*** Extract ***

Thursday, August 03, 2017

Startup dilemma: build to sell or build to scale !

The term unicorn has been bandied around a lot more in recent times than fairy tales of past; in some circles, unicorn spotting is a very profitable sport especially early on. The number of unicorns had grown rapidly a few years back but appears to be slowing down. Most of the earlier unicorns have scaled higher after they achieved the status ($1 billion valuation or market capitalization), the younger ones are happy to be acquired. Meeting young and not so young founders some interesting trends are emerging.

The startup ecosystem has been conducive for many budding entrepreneurs with path breaking as well me too ideas tweaked to local markets or different segment of the market; many of them reached a critical mass to sustain a set of customers and grow organically. The founders were focused on building real business offering products or services to their defined customers. They build sustainable costs and drove business with passion; as a result they also created new proposition and market where none existed.

Their growth was not exponential and neither was their market valuation; demonstrating patience they learnt from their mistakes, changed course when customers demanded a change, collected a team of passionate believers and sought money only when they wanted it for a specific purpose. Their perseverance paid off with founders, investors, employees and customers benefiting from the glory that was due to them. These unicorns get discussed in every conference on disrupting the market and innovation.

***

» **Objective 1**: In the entries below, output every line from the first one through the line containing "x-tick-label: 100 — [336, 536, 379, 566]", both included, with no changes.

*** Material shown ***

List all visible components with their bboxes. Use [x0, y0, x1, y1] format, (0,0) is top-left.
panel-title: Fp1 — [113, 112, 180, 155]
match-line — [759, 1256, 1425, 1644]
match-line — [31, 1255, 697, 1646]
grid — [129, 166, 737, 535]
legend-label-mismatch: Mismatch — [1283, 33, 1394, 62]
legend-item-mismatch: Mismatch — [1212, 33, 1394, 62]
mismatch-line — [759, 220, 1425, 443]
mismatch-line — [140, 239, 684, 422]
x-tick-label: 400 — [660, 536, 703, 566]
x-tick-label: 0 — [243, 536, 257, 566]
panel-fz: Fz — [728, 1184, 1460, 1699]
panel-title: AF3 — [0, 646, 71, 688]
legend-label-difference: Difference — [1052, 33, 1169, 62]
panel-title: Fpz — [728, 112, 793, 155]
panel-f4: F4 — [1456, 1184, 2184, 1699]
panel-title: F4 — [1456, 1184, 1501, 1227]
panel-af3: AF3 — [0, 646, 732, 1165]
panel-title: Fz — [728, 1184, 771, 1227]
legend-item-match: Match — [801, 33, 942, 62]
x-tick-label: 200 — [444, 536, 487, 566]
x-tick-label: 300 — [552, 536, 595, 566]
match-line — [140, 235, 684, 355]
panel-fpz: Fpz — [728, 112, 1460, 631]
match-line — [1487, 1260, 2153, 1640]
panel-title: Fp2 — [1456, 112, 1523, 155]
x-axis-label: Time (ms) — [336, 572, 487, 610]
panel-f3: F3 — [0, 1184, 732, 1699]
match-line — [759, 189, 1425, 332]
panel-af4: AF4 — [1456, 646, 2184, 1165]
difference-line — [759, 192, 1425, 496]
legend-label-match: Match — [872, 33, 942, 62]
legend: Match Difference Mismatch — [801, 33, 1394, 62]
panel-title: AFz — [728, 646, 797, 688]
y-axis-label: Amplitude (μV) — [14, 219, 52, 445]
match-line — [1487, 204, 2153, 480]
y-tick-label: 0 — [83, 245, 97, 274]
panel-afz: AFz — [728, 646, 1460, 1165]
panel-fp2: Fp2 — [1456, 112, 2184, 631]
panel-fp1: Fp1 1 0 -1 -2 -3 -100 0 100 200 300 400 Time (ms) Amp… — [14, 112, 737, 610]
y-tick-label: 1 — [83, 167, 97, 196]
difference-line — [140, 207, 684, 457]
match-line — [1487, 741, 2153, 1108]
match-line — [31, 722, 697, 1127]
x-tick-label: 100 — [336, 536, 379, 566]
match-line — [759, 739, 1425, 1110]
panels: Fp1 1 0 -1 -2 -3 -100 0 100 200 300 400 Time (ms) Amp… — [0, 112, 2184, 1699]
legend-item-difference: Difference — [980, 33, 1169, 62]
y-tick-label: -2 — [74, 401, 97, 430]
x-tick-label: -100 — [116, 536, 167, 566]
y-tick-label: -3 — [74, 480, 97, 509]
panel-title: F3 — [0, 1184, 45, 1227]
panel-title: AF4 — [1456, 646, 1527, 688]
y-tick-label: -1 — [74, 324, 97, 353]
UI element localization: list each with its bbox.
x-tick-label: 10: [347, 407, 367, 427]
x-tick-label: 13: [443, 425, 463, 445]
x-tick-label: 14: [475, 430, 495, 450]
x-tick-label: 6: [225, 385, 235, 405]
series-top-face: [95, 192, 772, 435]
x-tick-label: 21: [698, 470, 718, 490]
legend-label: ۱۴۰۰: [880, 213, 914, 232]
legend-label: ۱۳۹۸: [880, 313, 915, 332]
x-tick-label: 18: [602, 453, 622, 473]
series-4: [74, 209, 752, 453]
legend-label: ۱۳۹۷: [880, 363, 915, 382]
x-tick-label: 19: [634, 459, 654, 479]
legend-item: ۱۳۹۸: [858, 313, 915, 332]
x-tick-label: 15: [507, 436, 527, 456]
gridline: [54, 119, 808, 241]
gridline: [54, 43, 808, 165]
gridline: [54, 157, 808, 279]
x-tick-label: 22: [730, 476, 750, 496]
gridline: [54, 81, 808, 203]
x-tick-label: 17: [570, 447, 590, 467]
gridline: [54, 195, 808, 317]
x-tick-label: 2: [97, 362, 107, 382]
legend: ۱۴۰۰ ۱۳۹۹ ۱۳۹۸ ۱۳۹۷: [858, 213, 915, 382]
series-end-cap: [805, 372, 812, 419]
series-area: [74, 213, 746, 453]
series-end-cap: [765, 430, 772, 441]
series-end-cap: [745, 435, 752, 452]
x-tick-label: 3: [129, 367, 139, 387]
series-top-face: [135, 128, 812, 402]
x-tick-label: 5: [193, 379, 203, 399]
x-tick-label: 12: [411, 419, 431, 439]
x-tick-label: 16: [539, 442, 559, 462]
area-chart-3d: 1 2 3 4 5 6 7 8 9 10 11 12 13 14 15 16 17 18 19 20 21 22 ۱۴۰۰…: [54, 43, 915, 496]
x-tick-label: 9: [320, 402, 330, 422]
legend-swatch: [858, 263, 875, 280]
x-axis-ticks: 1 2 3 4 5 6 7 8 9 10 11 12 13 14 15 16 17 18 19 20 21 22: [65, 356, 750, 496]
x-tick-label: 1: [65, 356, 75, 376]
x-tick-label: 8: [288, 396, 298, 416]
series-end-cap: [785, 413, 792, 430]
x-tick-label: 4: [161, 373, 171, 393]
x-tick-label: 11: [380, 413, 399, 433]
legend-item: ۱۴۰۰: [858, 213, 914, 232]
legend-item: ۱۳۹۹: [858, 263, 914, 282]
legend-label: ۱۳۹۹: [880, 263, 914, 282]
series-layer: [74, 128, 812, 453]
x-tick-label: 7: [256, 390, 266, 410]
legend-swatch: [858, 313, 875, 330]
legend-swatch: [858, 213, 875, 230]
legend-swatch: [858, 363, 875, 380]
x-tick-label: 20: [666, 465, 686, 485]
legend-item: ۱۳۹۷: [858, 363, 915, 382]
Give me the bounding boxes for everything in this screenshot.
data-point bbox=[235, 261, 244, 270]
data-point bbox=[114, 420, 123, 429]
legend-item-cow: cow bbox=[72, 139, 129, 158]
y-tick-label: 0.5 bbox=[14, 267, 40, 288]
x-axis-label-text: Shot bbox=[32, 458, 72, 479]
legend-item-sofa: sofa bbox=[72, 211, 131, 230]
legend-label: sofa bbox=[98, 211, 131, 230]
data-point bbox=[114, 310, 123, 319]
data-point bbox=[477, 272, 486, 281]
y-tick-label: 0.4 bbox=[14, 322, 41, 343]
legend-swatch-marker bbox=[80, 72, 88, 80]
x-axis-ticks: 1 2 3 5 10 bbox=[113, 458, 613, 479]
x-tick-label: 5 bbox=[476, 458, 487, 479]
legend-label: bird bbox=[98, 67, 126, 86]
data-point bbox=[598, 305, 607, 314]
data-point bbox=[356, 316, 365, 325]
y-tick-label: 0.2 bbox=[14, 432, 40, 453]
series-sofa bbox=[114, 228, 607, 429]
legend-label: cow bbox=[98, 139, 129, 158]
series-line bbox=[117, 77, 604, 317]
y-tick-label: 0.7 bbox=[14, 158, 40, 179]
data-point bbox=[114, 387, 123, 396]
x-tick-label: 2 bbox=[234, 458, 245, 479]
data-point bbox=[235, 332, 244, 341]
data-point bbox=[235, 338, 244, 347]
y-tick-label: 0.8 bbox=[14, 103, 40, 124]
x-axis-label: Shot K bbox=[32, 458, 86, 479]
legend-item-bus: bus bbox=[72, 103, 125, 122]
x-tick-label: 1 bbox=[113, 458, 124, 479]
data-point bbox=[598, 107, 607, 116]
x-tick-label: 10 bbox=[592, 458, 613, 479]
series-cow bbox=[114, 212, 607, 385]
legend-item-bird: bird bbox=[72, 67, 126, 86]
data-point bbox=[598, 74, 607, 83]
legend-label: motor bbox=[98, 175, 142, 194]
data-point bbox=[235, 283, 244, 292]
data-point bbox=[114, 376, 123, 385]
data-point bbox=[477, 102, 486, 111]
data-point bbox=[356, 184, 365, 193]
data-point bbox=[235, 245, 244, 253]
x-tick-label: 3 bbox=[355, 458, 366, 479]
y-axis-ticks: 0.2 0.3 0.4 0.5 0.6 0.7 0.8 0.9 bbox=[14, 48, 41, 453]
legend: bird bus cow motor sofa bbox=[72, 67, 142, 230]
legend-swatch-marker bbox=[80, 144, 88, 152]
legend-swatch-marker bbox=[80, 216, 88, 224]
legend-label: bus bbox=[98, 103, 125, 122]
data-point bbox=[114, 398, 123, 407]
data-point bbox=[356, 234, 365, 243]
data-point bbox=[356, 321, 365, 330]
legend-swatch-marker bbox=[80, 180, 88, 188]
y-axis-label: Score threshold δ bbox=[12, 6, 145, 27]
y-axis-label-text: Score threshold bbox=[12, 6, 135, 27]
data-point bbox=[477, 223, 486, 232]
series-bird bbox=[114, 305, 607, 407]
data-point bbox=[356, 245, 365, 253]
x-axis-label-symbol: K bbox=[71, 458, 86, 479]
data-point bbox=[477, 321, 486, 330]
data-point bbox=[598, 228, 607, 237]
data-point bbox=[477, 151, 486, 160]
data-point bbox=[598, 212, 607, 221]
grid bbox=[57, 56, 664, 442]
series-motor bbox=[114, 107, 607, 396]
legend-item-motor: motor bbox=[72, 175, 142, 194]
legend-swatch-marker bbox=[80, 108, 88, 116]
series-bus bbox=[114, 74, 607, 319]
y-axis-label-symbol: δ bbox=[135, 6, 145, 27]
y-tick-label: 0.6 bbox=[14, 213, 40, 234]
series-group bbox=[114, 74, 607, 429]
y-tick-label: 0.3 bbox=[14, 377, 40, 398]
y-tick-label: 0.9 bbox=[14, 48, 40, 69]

***

» **Objective 2**: Return the full post on building a startup to sell or to scale, word for word.

» **Exercise solution 1**:
List all visible components with their bboxes. Use [x0, y0, x1, y1] format, (0,0) is top-left.
panel-title: Fp1 — [113, 112, 180, 155]
match-line — [759, 1256, 1425, 1644]
match-line — [31, 1255, 697, 1646]
grid — [129, 166, 737, 535]
legend-label-mismatch: Mismatch — [1283, 33, 1394, 62]
legend-item-mismatch: Mismatch — [1212, 33, 1394, 62]
mismatch-line — [759, 220, 1425, 443]
mismatch-line — [140, 239, 684, 422]
x-tick-label: 400 — [660, 536, 703, 566]
x-tick-label: 0 — [243, 536, 257, 566]
panel-fz: Fz — [728, 1184, 1460, 1699]
panel-title: AF3 — [0, 646, 71, 688]
legend-label-difference: Difference — [1052, 33, 1169, 62]
panel-title: Fpz — [728, 112, 793, 155]
panel-f4: F4 — [1456, 1184, 2184, 1699]
panel-title: F4 — [1456, 1184, 1501, 1227]
panel-af3: AF3 — [0, 646, 732, 1165]
panel-title: Fz — [728, 1184, 771, 1227]
legend-item-match: Match — [801, 33, 942, 62]
x-tick-label: 200 — [444, 536, 487, 566]
x-tick-label: 300 — [552, 536, 595, 566]
match-line — [140, 235, 684, 355]
panel-fpz: Fpz — [728, 112, 1460, 631]
match-line — [1487, 1260, 2153, 1640]
panel-title: Fp2 — [1456, 112, 1523, 155]
x-axis-label: Time (ms) — [336, 572, 487, 610]
panel-f3: F3 — [0, 1184, 732, 1699]
match-line — [759, 189, 1425, 332]
panel-af4: AF4 — [1456, 646, 2184, 1165]
difference-line — [759, 192, 1425, 496]
legend-label-match: Match — [872, 33, 942, 62]
legend: Match Difference Mismatch — [801, 33, 1394, 62]
panel-title: AFz — [728, 646, 797, 688]
y-axis-label: Amplitude (μV) — [14, 219, 52, 445]
match-line — [1487, 204, 2153, 480]
y-tick-label: 0 — [83, 245, 97, 274]
panel-afz: AFz — [728, 646, 1460, 1165]
panel-fp2: Fp2 — [1456, 112, 2184, 631]
panel-fp1: Fp1 1 0 -1 -2 -3 -100 0 100 200 300 400 Time (ms) Amp… — [14, 112, 737, 610]
y-tick-label: 1 — [83, 167, 97, 196]
difference-line — [140, 207, 684, 457]
match-line — [1487, 741, 2153, 1108]
match-line — [31, 722, 697, 1127]
x-tick-label: 100 — [336, 536, 379, 566]

» **Exercise solution 2**:
Thursday, August 03, 2017

Startup dilemma: build to sell or build to scale !

The term unicorn has been bandied around a lot more in recent times than fairy tales of past; in some circles, unicorn spotting is a very profitable sport especially early on. The number of unicorns had grown rapidly a few years back but appears to be slowing down. Most of the earlier unicorns have scaled higher after they achieved the status ($1 billion valuation or market capitalization), the younger ones are happy to be acquired. Meeting young and not so young founders some interesting trends are emerging.

The startup ecosystem has been conducive for many budding entrepreneurs with path breaking as well me too ideas tweaked to local markets or different segment of the market; many of them reached a critical mass to sustain a set of customers and grow organically. The founders were focused on building real business offering products or services to their defined customers. They build sustainable costs and drove business with passion; as a result they also created new proposition and market where none existed.

Their growth was not exponential and neither was their market valuation; demonstrating patience they learnt from their mistakes, changed course when customers demanded a change, collected a team of passionate believers and sought money only when they wanted it for a specific purpose. Their perseverance paid off with founders, investors, employees and customers benefiting from the glory that was due to them. These unicorns get discussed in every conference on disrupting the market and innovation.